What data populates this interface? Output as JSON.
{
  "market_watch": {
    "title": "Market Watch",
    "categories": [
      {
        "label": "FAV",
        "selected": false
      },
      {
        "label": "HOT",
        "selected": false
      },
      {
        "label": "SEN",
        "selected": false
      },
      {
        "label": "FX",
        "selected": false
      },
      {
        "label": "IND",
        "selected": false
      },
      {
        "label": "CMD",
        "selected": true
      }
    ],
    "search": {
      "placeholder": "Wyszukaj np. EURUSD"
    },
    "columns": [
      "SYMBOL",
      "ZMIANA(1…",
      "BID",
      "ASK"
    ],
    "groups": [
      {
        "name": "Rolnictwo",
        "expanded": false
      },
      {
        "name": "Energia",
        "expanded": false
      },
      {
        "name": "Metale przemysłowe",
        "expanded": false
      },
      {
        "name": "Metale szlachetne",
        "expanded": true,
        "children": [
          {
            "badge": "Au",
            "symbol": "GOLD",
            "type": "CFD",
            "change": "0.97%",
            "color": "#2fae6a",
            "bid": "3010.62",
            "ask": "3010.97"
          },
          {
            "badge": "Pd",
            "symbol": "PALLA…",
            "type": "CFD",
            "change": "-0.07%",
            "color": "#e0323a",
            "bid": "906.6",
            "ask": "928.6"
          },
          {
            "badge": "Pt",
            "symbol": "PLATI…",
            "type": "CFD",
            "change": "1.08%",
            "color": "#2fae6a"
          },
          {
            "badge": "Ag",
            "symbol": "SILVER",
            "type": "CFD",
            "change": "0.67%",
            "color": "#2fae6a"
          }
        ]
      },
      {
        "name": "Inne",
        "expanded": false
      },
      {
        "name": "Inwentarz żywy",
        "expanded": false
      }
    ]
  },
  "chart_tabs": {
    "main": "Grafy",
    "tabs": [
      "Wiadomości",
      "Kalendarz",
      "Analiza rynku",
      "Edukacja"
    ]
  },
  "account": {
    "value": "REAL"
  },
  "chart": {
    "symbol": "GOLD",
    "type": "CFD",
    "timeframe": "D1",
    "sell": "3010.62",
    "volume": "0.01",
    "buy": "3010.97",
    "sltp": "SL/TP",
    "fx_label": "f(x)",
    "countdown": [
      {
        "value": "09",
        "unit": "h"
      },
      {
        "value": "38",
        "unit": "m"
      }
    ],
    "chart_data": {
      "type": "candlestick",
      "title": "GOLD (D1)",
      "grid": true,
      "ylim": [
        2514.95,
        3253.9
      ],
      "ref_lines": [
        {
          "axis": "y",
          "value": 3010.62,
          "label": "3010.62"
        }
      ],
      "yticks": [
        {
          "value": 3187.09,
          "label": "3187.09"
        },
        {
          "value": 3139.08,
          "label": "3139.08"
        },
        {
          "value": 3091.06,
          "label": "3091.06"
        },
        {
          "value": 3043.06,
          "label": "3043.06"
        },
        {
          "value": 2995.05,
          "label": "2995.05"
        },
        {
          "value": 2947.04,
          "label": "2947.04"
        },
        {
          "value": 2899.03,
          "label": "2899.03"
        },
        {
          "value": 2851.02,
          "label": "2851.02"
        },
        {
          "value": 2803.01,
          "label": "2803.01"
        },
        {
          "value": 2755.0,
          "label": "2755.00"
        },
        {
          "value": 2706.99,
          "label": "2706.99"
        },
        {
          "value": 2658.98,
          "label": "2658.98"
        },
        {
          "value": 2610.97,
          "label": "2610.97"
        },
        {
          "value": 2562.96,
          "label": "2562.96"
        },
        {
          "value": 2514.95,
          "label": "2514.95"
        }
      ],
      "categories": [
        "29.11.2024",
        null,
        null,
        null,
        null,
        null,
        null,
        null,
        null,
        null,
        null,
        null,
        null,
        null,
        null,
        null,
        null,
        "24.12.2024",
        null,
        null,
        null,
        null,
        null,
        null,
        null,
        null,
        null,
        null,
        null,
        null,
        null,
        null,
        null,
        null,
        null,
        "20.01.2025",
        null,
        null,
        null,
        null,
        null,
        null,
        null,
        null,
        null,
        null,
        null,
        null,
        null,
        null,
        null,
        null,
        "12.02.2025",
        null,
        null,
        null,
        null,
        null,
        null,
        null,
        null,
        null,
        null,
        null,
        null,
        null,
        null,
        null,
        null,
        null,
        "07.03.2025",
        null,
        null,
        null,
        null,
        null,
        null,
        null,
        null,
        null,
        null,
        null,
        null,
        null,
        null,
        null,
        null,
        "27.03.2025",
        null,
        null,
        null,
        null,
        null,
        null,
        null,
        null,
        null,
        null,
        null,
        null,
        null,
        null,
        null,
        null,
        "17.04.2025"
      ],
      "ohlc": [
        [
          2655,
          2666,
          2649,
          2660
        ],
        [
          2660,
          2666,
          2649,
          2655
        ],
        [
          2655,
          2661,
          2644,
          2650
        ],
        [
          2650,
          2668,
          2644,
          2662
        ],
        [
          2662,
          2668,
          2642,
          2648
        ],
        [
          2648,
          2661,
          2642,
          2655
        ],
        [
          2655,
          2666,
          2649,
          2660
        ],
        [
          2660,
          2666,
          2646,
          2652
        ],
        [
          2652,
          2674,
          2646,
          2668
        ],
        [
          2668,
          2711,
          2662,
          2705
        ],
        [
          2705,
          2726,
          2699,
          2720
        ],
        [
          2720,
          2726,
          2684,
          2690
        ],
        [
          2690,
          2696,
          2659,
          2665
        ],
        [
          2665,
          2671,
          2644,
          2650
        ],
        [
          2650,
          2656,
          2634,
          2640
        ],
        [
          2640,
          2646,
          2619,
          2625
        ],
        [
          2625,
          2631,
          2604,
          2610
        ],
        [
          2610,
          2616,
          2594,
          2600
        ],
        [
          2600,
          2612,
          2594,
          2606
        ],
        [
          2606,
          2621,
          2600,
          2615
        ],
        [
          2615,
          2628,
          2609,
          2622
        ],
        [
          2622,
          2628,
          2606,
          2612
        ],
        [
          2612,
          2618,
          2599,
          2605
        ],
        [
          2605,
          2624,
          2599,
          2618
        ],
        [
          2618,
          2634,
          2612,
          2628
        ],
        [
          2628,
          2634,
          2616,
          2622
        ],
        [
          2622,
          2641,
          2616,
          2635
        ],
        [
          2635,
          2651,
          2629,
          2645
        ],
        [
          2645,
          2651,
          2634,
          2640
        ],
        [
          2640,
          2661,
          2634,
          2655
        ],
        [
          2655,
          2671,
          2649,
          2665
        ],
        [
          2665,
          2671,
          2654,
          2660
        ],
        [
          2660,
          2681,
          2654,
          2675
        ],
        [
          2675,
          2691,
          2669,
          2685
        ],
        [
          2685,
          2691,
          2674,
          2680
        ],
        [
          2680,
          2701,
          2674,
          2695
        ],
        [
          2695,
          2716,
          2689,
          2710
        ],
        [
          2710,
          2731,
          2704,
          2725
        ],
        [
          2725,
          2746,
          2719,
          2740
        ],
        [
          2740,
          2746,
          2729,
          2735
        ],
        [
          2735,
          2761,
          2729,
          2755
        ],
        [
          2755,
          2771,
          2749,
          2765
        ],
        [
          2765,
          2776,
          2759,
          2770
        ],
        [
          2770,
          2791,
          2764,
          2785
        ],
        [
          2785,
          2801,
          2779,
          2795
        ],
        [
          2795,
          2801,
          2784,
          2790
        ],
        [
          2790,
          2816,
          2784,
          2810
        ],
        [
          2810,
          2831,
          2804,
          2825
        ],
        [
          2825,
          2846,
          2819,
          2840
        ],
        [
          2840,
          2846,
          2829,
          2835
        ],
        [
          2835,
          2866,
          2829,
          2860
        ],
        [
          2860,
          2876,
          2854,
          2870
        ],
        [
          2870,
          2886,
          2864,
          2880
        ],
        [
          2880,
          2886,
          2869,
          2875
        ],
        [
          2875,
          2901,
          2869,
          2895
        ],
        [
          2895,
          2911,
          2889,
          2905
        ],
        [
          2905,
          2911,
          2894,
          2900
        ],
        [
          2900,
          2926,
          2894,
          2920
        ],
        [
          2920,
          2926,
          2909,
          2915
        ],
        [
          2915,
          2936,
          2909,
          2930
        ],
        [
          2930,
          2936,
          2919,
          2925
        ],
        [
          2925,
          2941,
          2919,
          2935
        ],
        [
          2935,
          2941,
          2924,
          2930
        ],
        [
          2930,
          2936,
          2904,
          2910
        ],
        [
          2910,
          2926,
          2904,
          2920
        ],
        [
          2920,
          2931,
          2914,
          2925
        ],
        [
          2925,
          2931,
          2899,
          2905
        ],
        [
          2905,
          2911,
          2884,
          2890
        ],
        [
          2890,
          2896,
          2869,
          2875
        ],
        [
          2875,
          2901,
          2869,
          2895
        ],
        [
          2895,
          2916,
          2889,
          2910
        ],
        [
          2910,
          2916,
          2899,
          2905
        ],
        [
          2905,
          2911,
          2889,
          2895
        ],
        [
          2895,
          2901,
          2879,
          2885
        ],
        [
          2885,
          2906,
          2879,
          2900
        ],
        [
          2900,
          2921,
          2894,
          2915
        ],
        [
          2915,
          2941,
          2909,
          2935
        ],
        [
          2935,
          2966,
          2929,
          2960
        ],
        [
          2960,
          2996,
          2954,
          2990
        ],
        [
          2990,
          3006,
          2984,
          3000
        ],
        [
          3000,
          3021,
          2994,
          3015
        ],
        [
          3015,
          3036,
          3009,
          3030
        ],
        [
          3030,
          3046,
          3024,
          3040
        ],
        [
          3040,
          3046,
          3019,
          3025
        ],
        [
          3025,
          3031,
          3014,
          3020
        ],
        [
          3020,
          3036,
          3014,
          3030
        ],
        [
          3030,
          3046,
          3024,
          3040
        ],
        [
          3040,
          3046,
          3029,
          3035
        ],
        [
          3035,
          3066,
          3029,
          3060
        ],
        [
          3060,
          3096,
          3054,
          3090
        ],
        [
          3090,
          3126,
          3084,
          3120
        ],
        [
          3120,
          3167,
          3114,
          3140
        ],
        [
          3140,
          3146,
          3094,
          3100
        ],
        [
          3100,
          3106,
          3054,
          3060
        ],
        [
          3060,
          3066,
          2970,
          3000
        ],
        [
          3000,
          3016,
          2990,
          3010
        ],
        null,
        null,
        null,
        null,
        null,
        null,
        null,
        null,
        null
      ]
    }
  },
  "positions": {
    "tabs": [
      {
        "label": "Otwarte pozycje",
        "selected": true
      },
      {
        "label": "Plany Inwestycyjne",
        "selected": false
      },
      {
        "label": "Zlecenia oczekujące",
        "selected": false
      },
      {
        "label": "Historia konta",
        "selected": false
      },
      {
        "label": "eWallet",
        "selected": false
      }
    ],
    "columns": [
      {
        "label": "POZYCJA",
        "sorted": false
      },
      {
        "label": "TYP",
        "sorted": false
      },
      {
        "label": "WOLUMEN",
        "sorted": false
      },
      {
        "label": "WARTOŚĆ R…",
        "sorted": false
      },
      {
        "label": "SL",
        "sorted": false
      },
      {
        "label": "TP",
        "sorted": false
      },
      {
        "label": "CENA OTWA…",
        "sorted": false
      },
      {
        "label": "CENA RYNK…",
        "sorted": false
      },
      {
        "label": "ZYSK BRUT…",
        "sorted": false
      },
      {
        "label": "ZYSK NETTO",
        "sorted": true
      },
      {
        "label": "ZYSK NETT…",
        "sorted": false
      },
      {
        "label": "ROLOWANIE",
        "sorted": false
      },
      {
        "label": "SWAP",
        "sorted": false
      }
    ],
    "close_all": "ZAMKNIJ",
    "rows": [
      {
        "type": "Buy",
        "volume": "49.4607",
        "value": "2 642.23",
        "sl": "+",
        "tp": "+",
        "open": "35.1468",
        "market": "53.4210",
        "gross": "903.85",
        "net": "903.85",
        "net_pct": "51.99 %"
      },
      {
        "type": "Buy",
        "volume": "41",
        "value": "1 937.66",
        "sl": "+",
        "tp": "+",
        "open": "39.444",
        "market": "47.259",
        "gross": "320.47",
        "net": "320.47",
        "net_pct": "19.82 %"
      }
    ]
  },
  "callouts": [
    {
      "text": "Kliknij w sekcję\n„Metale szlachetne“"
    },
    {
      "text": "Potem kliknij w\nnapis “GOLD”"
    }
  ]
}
○ ○ ○
■ TO DO ■
Using the listing above, pick out each line that contains the word "text", then copy it.

■ WRITTEN SOLUTION ■
      "text": "Kliknij w sekcję\n„Metale szlachetne“"
      "text": "Potem kliknij w\nnapis “GOLD”"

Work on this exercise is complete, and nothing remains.